- [DATA SUPPLIED]:
========================================================================
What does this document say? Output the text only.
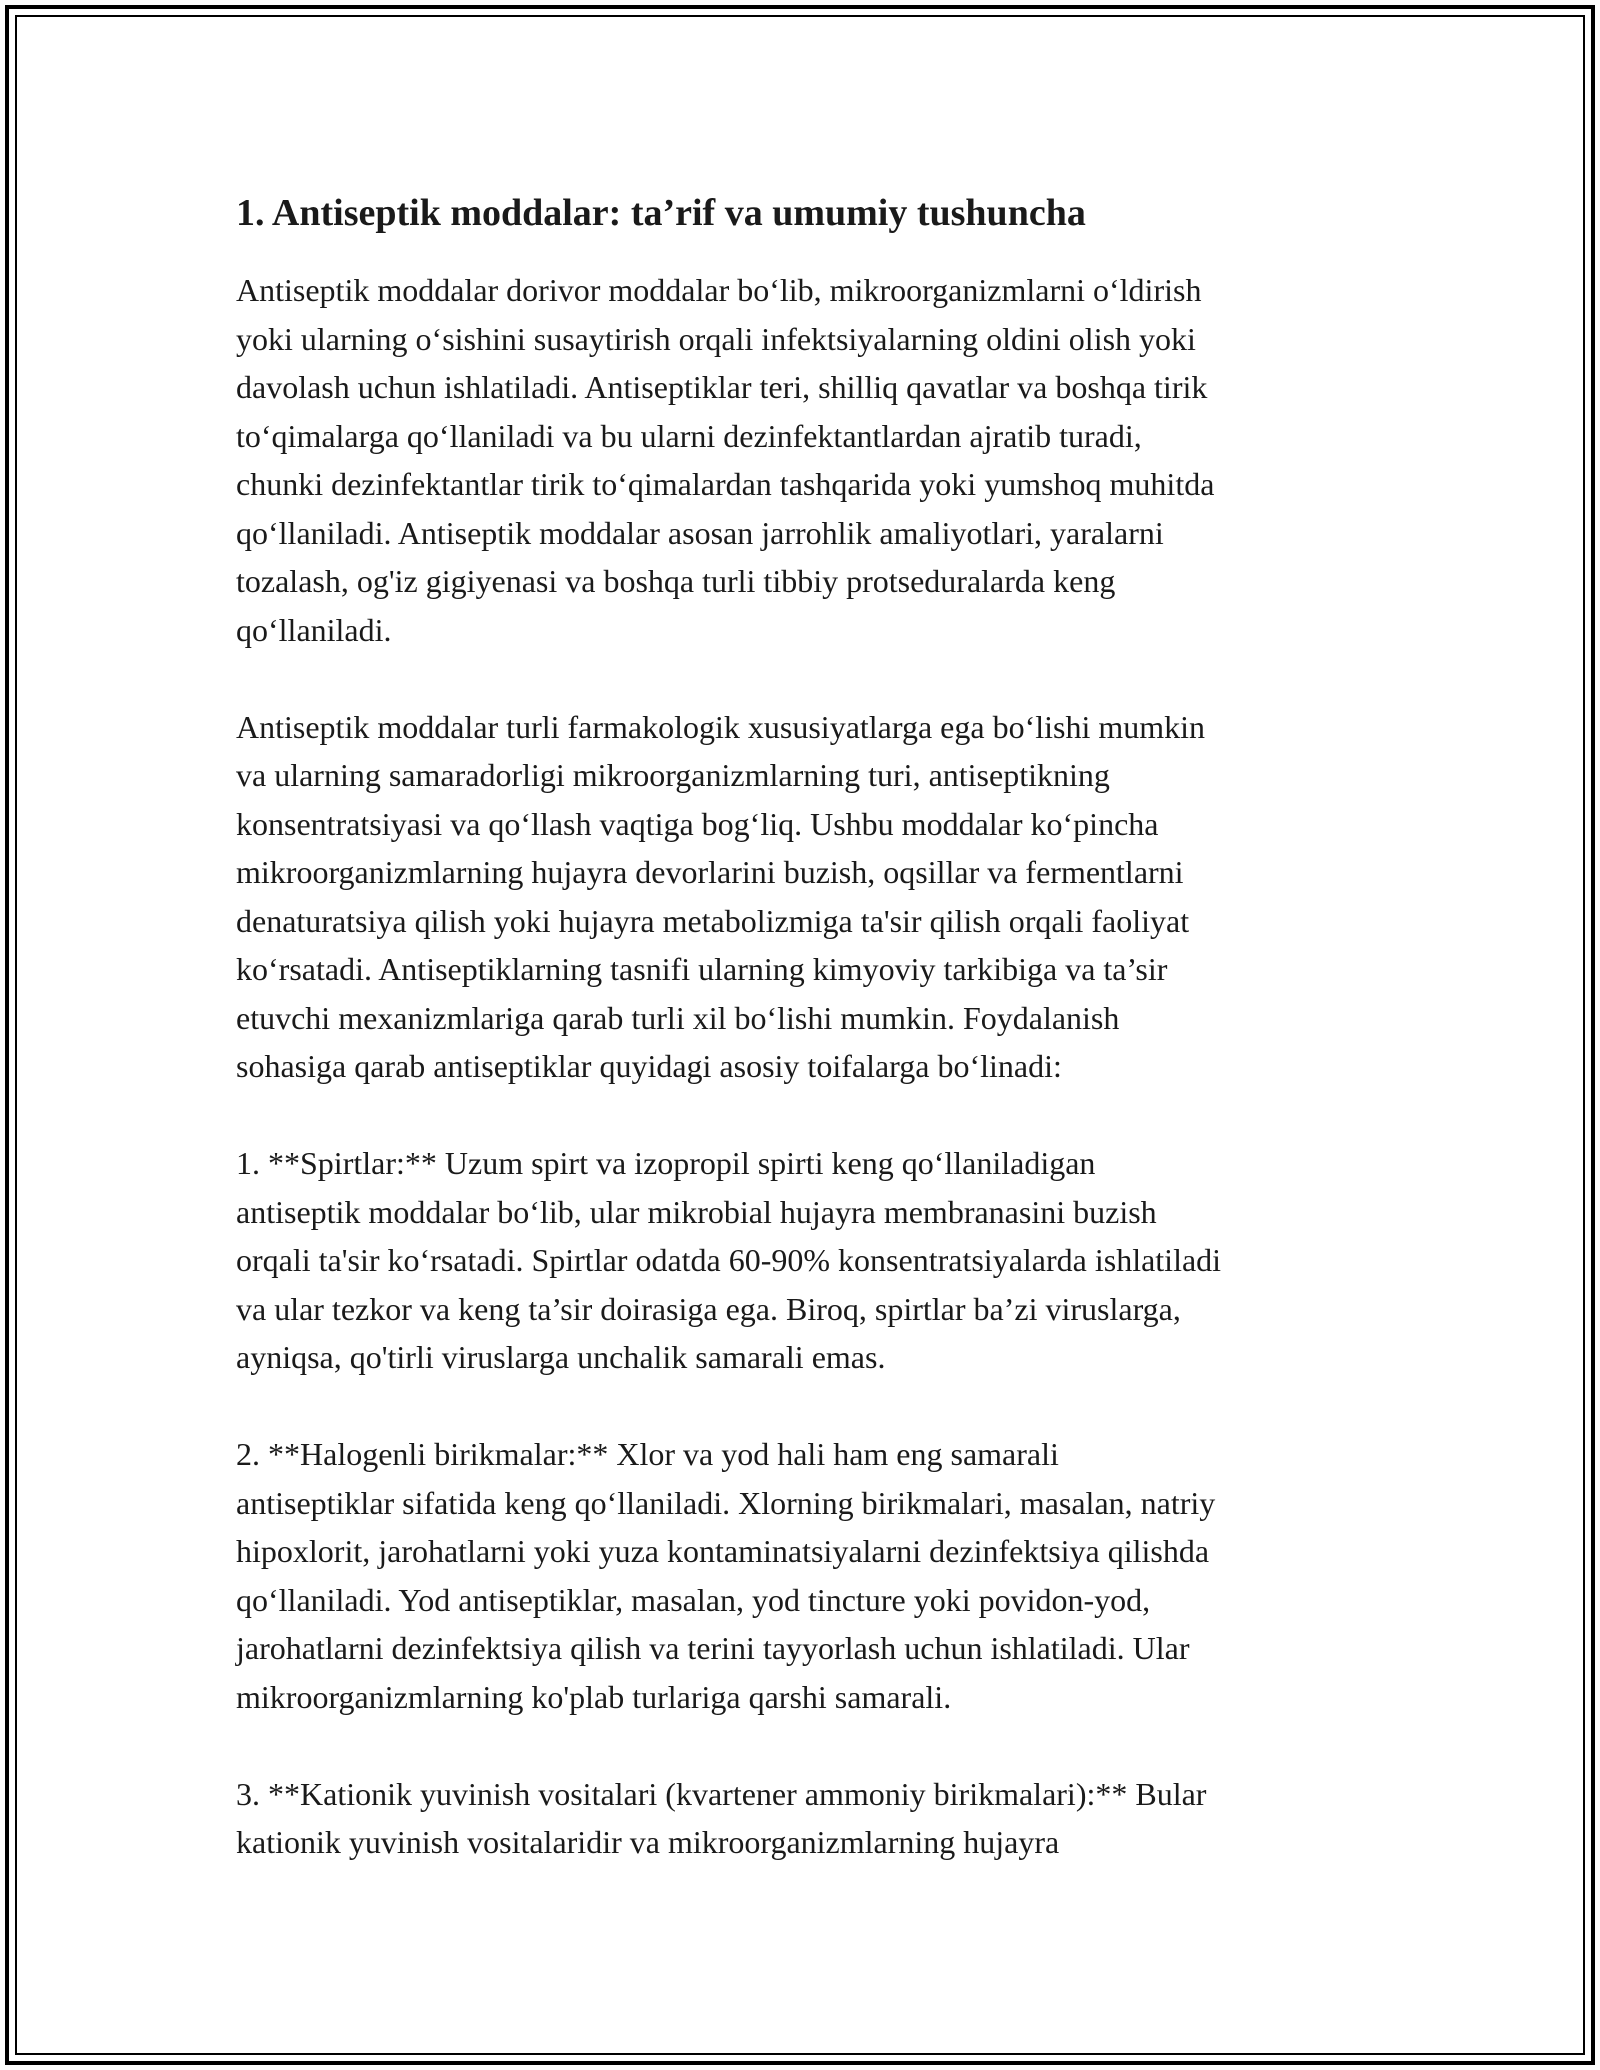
1. Antiseptik moddalar: ta’rif va umumiy tushuncha

Antiseptik moddalar dorivor moddalar bo‘lib, mikroorganizmlarni o‘ldirish
yoki ularning o‘sishini susaytirish orqali infektsiyalarning oldini olish yoki
davolash uchun ishlatiladi. Antiseptiklar teri, shilliq qavatlar va boshqa tirik
to‘qimalarga qo‘llaniladi va bu ularni dezinfektantlardan ajratib turadi,
chunki dezinfektantlar tirik to‘qimalardan tashqarida yoki yumshoq muhitda
qo‘llaniladi. Antiseptik moddalar asosan jarrohlik amaliyotlari, yaralarni
tozalash, og'iz gigiyenasi va boshqa turli tibbiy protseduralarda keng
qo‘llaniladi.

Antiseptik moddalar turli farmakologik xususiyatlarga ega bo‘lishi mumkin
va ularning samaradorligi mikroorganizmlarning turi, antiseptikning
konsentratsiyasi va qo‘llash vaqtiga bog‘liq. Ushbu moddalar ko‘pincha
mikroorganizmlarning hujayra devorlarini buzish, oqsillar va fermentlarni
denaturatsiya qilish yoki hujayra metabolizmiga ta'sir qilish orqali faoliyat
ko‘rsatadi. Antiseptiklarning tasnifi ularning kimyoviy tarkibiga va ta’sir
etuvchi mexanizmlariga qarab turli xil bo‘lishi mumkin. Foydalanish
sohasiga qarab antiseptiklar quyidagi asosiy toifalarga bo‘linadi:

1. **Spirtlar:** Uzum spirt va izopropil spirti keng qo‘llaniladigan
antiseptik moddalar bo‘lib, ular mikrobial hujayra membranasini buzish
orqali ta'sir ko‘rsatadi. Spirtlar odatda 60-90% konsentratsiyalarda ishlatiladi
va ular tezkor va keng ta’sir doirasiga ega. Biroq, spirtlar ba’zi viruslarga,
ayniqsa, qo'tirli viruslarga unchalik samarali emas.

2. **Halogenli birikmalar:** Xlor va yod hali ham eng samarali
antiseptiklar sifatida keng qo‘llaniladi. Xlorning birikmalari, masalan, natriy
hipoxlorit, jarohatlarni yoki yuza kontaminatsiyalarni dezinfektsiya qilishda
qo‘llaniladi. Yod antiseptiklar, masalan, yod tincture yoki povidon-yod,
jarohatlarni dezinfektsiya qilish va terini tayyorlash uchun ishlatiladi. Ular
mikroorganizmlarning ko'plab turlariga qarshi samarali.

3. **Kationik yuvinish vositalari (kvartener ammoniy birikmalari):** Bular
kationik yuvinish vositalaridir va mikroorganizmlarning hujayra
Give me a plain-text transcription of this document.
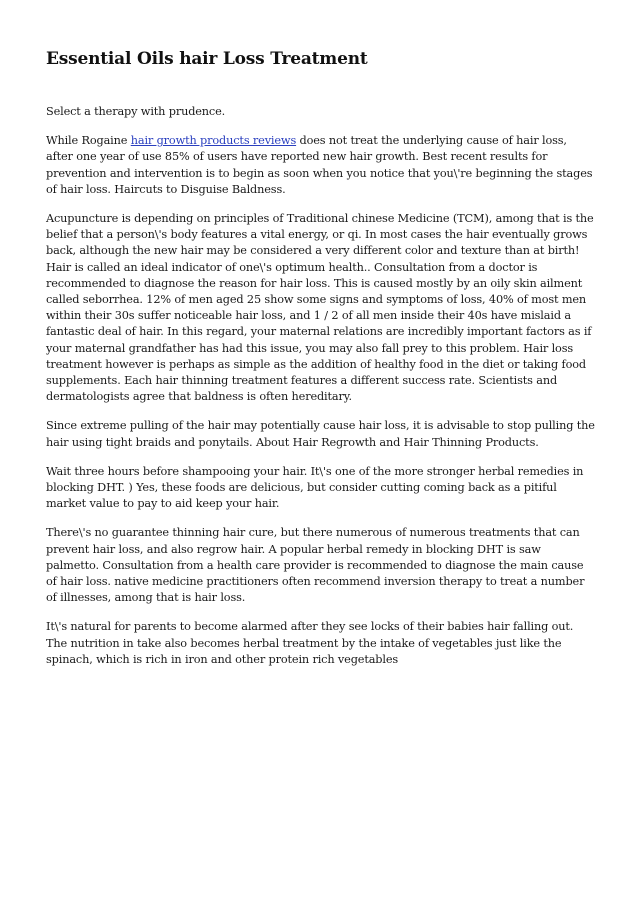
Essential Oils hair Loss Treatment

Select a therapy with prudence.

While Rogaine hair growth products reviews does not treat the underlying cause of hair loss, after one year of use 85% of users have reported new hair growth. Best recent results for prevention and intervention is to begin as soon when you notice that you\'re beginning the stages of hair loss. Haircuts to Disguise Baldness.

Acupuncture is depending on principles of Traditional chinese Medicine (TCM), among that is the belief that a person\'s body features a vital energy, or qi. In most cases the hair eventually grows back, although the new hair may be considered a very different color and texture than at birth! Hair is called an ideal indicator of one\'s optimum health.. Consultation from a doctor is recommended to diagnose the reason for hair loss. This is caused mostly by an oily skin ailment called seborrhea. 12% of men aged 25 show some signs and symptoms of loss, 40% of most men within their 30s suffer noticeable hair loss, and 1 / 2 of all men inside their 40s have mislaid a fantastic deal of hair. In this regard, your maternal relations are incredibly important factors as if your maternal grandfather has had this issue, you may also fall prey to this problem. Hair loss treatment however is perhaps as simple as the addition of healthy food in the diet or taking food supplements. Each hair thinning treatment features a different success rate. Scientists and dermatologists agree that baldness is often hereditary.

Since extreme pulling of the hair may potentially cause hair loss, it is advisable to stop pulling the hair using tight braids and ponytails. About Hair Regrowth and Hair Thinning Products.

Wait three hours before shampooing your hair. It\'s one of the more stronger herbal remedies in blocking DHT. ) Yes, these foods are delicious, but consider cutting coming back as a pitiful market value to pay to aid keep your hair.

There\'s no guarantee thinning hair cure, but there numerous of numerous treatments that can prevent hair loss, and also regrow hair. A popular herbal remedy in blocking DHT is saw palmetto. Consultation from a health care provider is recommended to diagnose the main cause of hair loss. native medicine practitioners often recommend inversion therapy to treat a number of illnesses, among that is hair loss.

It\'s natural for parents to become alarmed after they see locks of their babies hair falling out. The nutrition in take also becomes herbal treatment by the intake of vegetables just like the spinach, which is rich in iron and other protein rich vegetables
========================================================================
- [WHAT THE TASK ASKS]: Once the pictures are set aside, output the whole listing exactly.

- [SOLVED EXERCISE]:
What does this document say? Output the text only.
1. Antiseptik moddalar: ta’rif va umumiy tushuncha

Antiseptik moddalar dorivor moddalar bo‘lib, mikroorganizmlarni o‘ldirish
yoki ularning o‘sishini susaytirish orqali infektsiyalarning oldini olish yoki
davolash uchun ishlatiladi. Antiseptiklar teri, shilliq qavatlar va boshqa tirik
to‘qimalarga qo‘llaniladi va bu ularni dezinfektantlardan ajratib turadi,
chunki dezinfektantlar tirik to‘qimalardan tashqarida yoki yumshoq muhitda
qo‘llaniladi. Antiseptik moddalar asosan jarrohlik amaliyotlari, yaralarni
tozalash, og'iz gigiyenasi va boshqa turli tibbiy protseduralarda keng
qo‘llaniladi.

Antiseptik moddalar turli farmakologik xususiyatlarga ega bo‘lishi mumkin
va ularning samaradorligi mikroorganizmlarning turi, antiseptikning
konsentratsiyasi va qo‘llash vaqtiga bog‘liq. Ushbu moddalar ko‘pincha
mikroorganizmlarning hujayra devorlarini buzish, oqsillar va fermentlarni
denaturatsiya qilish yoki hujayra metabolizmiga ta'sir qilish orqali faoliyat
ko‘rsatadi. Antiseptiklarning tasnifi ularning kimyoviy tarkibiga va ta’sir
etuvchi mexanizmlariga qarab turli xil bo‘lishi mumkin. Foydalanish
sohasiga qarab antiseptiklar quyidagi asosiy toifalarga bo‘linadi:

1. **Spirtlar:** Uzum spirt va izopropil spirti keng qo‘llaniladigan
antiseptik moddalar bo‘lib, ular mikrobial hujayra membranasini buzish
orqali ta'sir ko‘rsatadi. Spirtlar odatda 60-90% konsentratsiyalarda ishlatiladi
va ular tezkor va keng ta’sir doirasiga ega. Biroq, spirtlar ba’zi viruslarga,
ayniqsa, qo'tirli viruslarga unchalik samarali emas.

2. **Halogenli birikmalar:** Xlor va yod hali ham eng samarali
antiseptiklar sifatida keng qo‘llaniladi. Xlorning birikmalari, masalan, natriy
hipoxlorit, jarohatlarni yoki yuza kontaminatsiyalarni dezinfektsiya qilishda
qo‘llaniladi. Yod antiseptiklar, masalan, yod tincture yoki povidon-yod,
jarohatlarni dezinfektsiya qilish va terini tayyorlash uchun ishlatiladi. Ular
mikroorganizmlarning ko'plab turlariga qarshi samarali.

3. **Kationik yuvinish vositalari (kvartener ammoniy birikmalari):** Bular
kationik yuvinish vositalaridir va mikroorganizmlarning hujayra
Give me a plain-text transcription of this document.
Essential Oils hair Loss Treatment

Select a therapy with prudence.

While Rogaine hair growth products reviews does not treat the underlying cause of hair loss, after one year of use 85% of users have reported new hair growth. Best recent results for prevention and intervention is to begin as soon when you notice that you\'re beginning the stages of hair loss. Haircuts to Disguise Baldness.

Acupuncture is depending on principles of Traditional chinese Medicine (TCM), among that is the belief that a person\'s body features a vital energy, or qi. In most cases the hair eventually grows back, although the new hair may be considered a very different color and texture than at birth! Hair is called an ideal indicator of one\'s optimum health.. Consultation from a doctor is recommended to diagnose the reason for hair loss. This is caused mostly by an oily skin ailment called seborrhea. 12% of men aged 25 show some signs and symptoms of loss, 40% of most men within their 30s suffer noticeable hair loss, and 1 / 2 of all men inside their 40s have mislaid a fantastic deal of hair. In this regard, your maternal relations are incredibly important factors as if your maternal grandfather has had this issue, you may also fall prey to this problem. Hair loss treatment however is perhaps as simple as the addition of healthy food in the diet or taking food supplements. Each hair thinning treatment features a different success rate. Scientists and dermatologists agree that baldness is often hereditary.

Since extreme pulling of the hair may potentially cause hair loss, it is advisable to stop pulling the hair using tight braids and ponytails. About Hair Regrowth and Hair Thinning Products.

Wait three hours before shampooing your hair. It\'s one of the more stronger herbal remedies in blocking DHT. ) Yes, these foods are delicious, but consider cutting coming back as a pitiful market value to pay to aid keep your hair.

There\'s no guarantee thinning hair cure, but there numerous of numerous treatments that can prevent hair loss, and also regrow hair. A popular herbal remedy in blocking DHT is saw palmetto. Consultation from a health care provider is recommended to diagnose the main cause of hair loss. native medicine practitioners often recommend inversion therapy to treat a number of illnesses, among that is hair loss.

It\'s natural for parents to become alarmed after they see locks of their babies hair falling out. The nutrition in take also becomes herbal treatment by the intake of vegetables just like the spinach, which is rich in iron and other protein rich vegetables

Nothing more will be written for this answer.